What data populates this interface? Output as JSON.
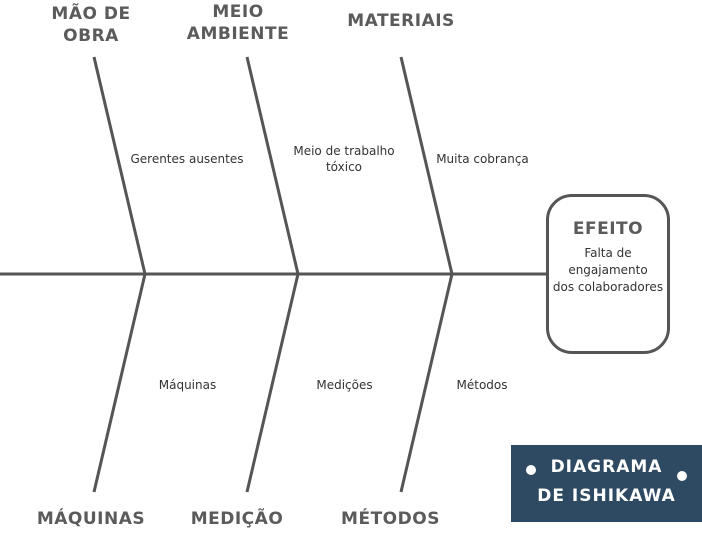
{
  "categories": {
    "mao_de_obra": {
      "line1": "MÃO DE",
      "line2": "OBRA"
    },
    "meio_ambiente": {
      "line1": "MEIO",
      "line2": "AMBIENTE"
    },
    "materiais": {
      "label": "MATERIAIS"
    },
    "maquinas": {
      "label": "MÁQUINAS"
    },
    "medicao": {
      "label": "MEDIÇÃO"
    },
    "metodos": {
      "label": "MÉTODOS"
    }
  },
  "causes": {
    "mao_de_obra": "Gerentes ausentes",
    "meio_ambiente": {
      "line1": "Meio de trabalho",
      "line2": "tóxico"
    },
    "materiais": "Muita cobrança",
    "maquinas": "Máquinas",
    "medicao": "Medições",
    "metodos": "Métodos"
  },
  "effect": {
    "title": "EFEITO",
    "line1": "Falta de",
    "line2": "engajamento",
    "line3": "dos colaboradores"
  },
  "brand": {
    "line1": "DIAGRAMA",
    "line2": "DE ISHIKAWA"
  },
  "colors": {
    "line": "#555555",
    "text": "#333333",
    "heading": "#5b5b5b",
    "brand_bg": "#2e4a63",
    "brand_text": "#ffffff"
  }
}
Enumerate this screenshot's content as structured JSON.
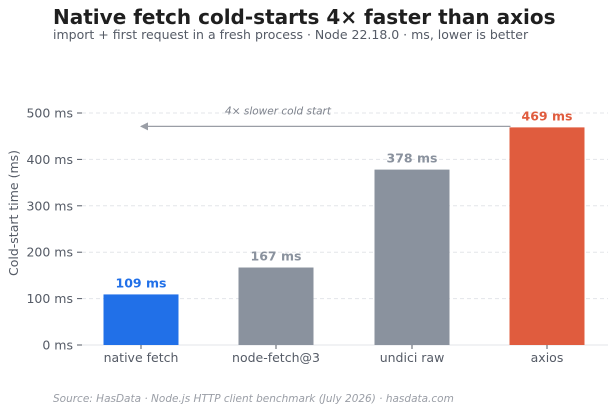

####################

◆ Stated exercise: With the pictures left out, transcribe the material exactly.

◆ Response to the exercise:
What data populates this interface? Output as JSON.
{
  "categories": {
    "mao_de_obra": {
      "line1": "MÃO DE",
      "line2": "OBRA"
    },
    "meio_ambiente": {
      "line1": "MEIO",
      "line2": "AMBIENTE"
    },
    "materiais": {
      "label": "MATERIAIS"
    },
    "maquinas": {
      "label": "MÁQUINAS"
    },
    "medicao": {
      "label": "MEDIÇÃO"
    },
    "metodos": {
      "label": "MÉTODOS"
    }
  },
  "causes": {
    "mao_de_obra": "Gerentes ausentes",
    "meio_ambiente": {
      "line1": "Meio de trabalho",
      "line2": "tóxico"
    },
    "materiais": "Muita cobrança",
    "maquinas": "Máquinas",
    "medicao": "Medições",
    "metodos": "Métodos"
  },
  "effect": {
    "title": "EFEITO",
    "line1": "Falta de",
    "line2": "engajamento",
    "line3": "dos colaboradores"
  },
  "brand": {
    "line1": "DIAGRAMA",
    "line2": "DE ISHIKAWA"
  },
  "colors": {
    "line": "#555555",
    "text": "#333333",
    "heading": "#5b5b5b",
    "brand_bg": "#2e4a63",
    "brand_text": "#ffffff"
  }
}
Enumerate this screenshot's content as structured JSON.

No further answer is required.